[ESTRATTO DELLA PAGINA]:
↓↓↓

SEZIONE PROVINCIALE A.N.P.d'I.

PARACADUTISTI  VARESE

Serg. Inc. U. Marco Baratelli

 

 

 

 

    

 

ULTIMO LANCIO PER IL NOSTRO REDUCE CARUSO UMBERTO

 

Ci sono momenti nella vita che si vorrebbe non arrivassero mai, ma purtroppo, così è la vita, arrivano. Tant'è che è giunto, nella giornata del 22.04.2006, anche per un nostro reduce, il momento di raggiungere quella parte di cielo riservata ai Martiri, agli eroi e a Noi Paracadutsiti. Lui era, anzi è, il Ten. Paracadutista CARUSO Umberto, già ufficiale degli Alpini e successivamente di questa Specialità.

CARUSO Umberto, volontario di guerra, entrò dapprima a far parte degli Alpini in qualità di Sottotenente di complemento. Fu assegnato alla più prestigiosa unità di quel Corpo, l'allora Btg. Sciatori "Monte Cervino", che raggiunse direttamente al fronte, quello Greco-Albanese, il 30.03.1941, in qualità di ufficiale addetto al Plotone Comando. Rientrato in Italia con i resti della sua unità, affascinato dalla Nostra neonata specialità, Vi accorse con entusiasmo, lasciando comunque, come peraltro ebbe a ricordarlo in più occasioni nel corso delle riunioni, un pezzo di cuore a quello che era stato il suo primo amore con le stellette.

Da ufficiale dei Paracadutisti, fu assegnato, quale ufficiale Istruttore, presso il Reparto Istruzione del Centro Addestramento Paracadutisti dell'allora R.S.I. di Tradate (VA), dove vi rimase sino al termine delle ostilità.

Nel dopo guerra si impegnò nel campo della istruzione scolastica, quello a lui più idoneo, e cioè dell'educazione fisica, sino alla pensione, raggiungendo livelli di riconoscimento tra i suo allievi, e non solo, di livello molto elevato. Noi tutti, rimanevamo a bocca aperta, allor quando, questo simpatico "vecchietto", ci raccontava che all'ombra dei settant'anni si faceva 10 Km di corsa!

Il 12.03.2003, ha partecipato, pieno di orgoglio, in ricordo del 63esimo della Scuola Militare di Paracadutismo dove aveva servito, all'accensione della fiaccola presso l'allora CE.A.PAR. di Pisa.

 

 

 

Che altro dire di questo Uomo? Nulla, poichè sicuramente, per il carattere che aveva, nulla avrebbe voluto dire, anzi forse ciò che è stato scritto lo avrebbe .. in qualche modo infastidito. E allora, Ten CARUSO Umberto, non ci rimane altro che salutarti con un fragoroso FOLGORE!,  augurandoti una seconda vita in qualità di Istruttore degli Angeli.

↑↑↑

[CONSEGNE]:
1. Rispondi alle domande sull'estratto:
(a) In quale data è giunto per Caruso il momento di raggiungere il cielo?
(b) A quale unità degli Alpini fu assegnato?
(c) Dove partecipò all'accensione della fiaccola il 12.03.2003?
2. Riscrivi in forma più breve il paragrafo dell'estratto che inizia con «CARUSO Umberto, volontario di guerra», conservandone i fatti principali.

[I DATI]:
↓↓↓

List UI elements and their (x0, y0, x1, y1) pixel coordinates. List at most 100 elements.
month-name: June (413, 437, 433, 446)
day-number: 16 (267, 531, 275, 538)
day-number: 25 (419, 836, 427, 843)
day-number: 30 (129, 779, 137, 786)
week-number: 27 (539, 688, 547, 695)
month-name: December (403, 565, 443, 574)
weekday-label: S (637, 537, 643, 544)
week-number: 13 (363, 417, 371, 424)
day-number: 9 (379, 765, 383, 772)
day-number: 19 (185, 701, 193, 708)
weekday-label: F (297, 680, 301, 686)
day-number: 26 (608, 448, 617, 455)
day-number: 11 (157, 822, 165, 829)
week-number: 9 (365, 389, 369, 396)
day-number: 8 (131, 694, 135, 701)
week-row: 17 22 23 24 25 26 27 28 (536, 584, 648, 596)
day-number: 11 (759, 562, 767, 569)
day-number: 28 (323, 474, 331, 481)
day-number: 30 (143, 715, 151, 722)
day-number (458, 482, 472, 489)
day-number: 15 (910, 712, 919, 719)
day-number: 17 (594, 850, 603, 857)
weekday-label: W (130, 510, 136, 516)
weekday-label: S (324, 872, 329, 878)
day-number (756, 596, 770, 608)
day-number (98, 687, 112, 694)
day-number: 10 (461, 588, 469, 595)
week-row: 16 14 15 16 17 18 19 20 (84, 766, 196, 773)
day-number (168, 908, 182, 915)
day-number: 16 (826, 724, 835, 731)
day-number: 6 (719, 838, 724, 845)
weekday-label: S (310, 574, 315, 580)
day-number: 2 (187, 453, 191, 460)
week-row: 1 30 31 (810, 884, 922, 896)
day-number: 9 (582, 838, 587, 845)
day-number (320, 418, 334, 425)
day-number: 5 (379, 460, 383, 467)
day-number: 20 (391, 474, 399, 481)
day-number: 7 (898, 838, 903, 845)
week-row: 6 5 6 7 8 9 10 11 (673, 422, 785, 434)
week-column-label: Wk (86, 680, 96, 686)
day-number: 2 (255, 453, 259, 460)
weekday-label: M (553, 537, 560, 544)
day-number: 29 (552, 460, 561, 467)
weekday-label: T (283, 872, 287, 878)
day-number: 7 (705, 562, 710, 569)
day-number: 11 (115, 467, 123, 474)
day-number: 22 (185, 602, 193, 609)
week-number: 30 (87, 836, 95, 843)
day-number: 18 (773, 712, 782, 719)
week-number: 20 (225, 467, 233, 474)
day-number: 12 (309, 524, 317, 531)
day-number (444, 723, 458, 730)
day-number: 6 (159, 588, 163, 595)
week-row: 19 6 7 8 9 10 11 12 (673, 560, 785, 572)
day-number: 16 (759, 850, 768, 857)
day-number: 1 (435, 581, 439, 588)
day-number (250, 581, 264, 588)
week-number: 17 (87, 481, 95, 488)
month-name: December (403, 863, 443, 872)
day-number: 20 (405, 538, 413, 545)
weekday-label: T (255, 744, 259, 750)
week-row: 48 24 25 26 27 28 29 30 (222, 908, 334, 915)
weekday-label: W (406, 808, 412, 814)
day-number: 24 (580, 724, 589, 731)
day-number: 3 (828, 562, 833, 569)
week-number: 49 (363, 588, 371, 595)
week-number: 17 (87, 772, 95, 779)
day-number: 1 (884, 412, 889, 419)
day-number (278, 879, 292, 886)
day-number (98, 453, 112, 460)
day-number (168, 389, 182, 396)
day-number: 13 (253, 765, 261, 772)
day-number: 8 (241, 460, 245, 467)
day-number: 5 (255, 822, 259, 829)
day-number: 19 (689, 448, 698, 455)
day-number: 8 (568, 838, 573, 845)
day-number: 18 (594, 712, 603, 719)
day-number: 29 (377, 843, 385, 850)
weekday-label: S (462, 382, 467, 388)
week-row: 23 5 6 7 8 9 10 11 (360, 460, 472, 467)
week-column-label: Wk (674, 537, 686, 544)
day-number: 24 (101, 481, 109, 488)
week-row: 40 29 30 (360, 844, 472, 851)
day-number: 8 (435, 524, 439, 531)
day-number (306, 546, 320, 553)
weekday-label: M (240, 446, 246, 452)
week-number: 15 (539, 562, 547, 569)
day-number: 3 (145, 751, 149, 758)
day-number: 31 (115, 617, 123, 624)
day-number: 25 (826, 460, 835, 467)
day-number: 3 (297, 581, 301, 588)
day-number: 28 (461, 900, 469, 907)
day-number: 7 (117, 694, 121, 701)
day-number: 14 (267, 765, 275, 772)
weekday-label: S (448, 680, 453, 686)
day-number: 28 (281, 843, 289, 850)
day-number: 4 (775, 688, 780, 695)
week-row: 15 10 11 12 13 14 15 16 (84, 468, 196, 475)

↑↑↑

[RISPOSTE ATTESE]:
1.
(a) Il 22.04.2006.
(b) Al Btg. Sciatori "Monte Cervino".
(c) Presso l'allora CE.A.PAR. di Pisa.

2. Volontario di guerra, Umberto Caruso entrò negli Alpini come sottotenente di complemento. Fu assegnato al Btg. Sciatori "Monte Cervino", che raggiunse sul fronte greco-albanese il 30.03.1941 come ufficiale addetto al Plotone Comando. Rientrato in Italia con i resti dell'unità, passò con entusiasmo ai Paracadutisti, ma lasciò un pezzo di cuore negli Alpini.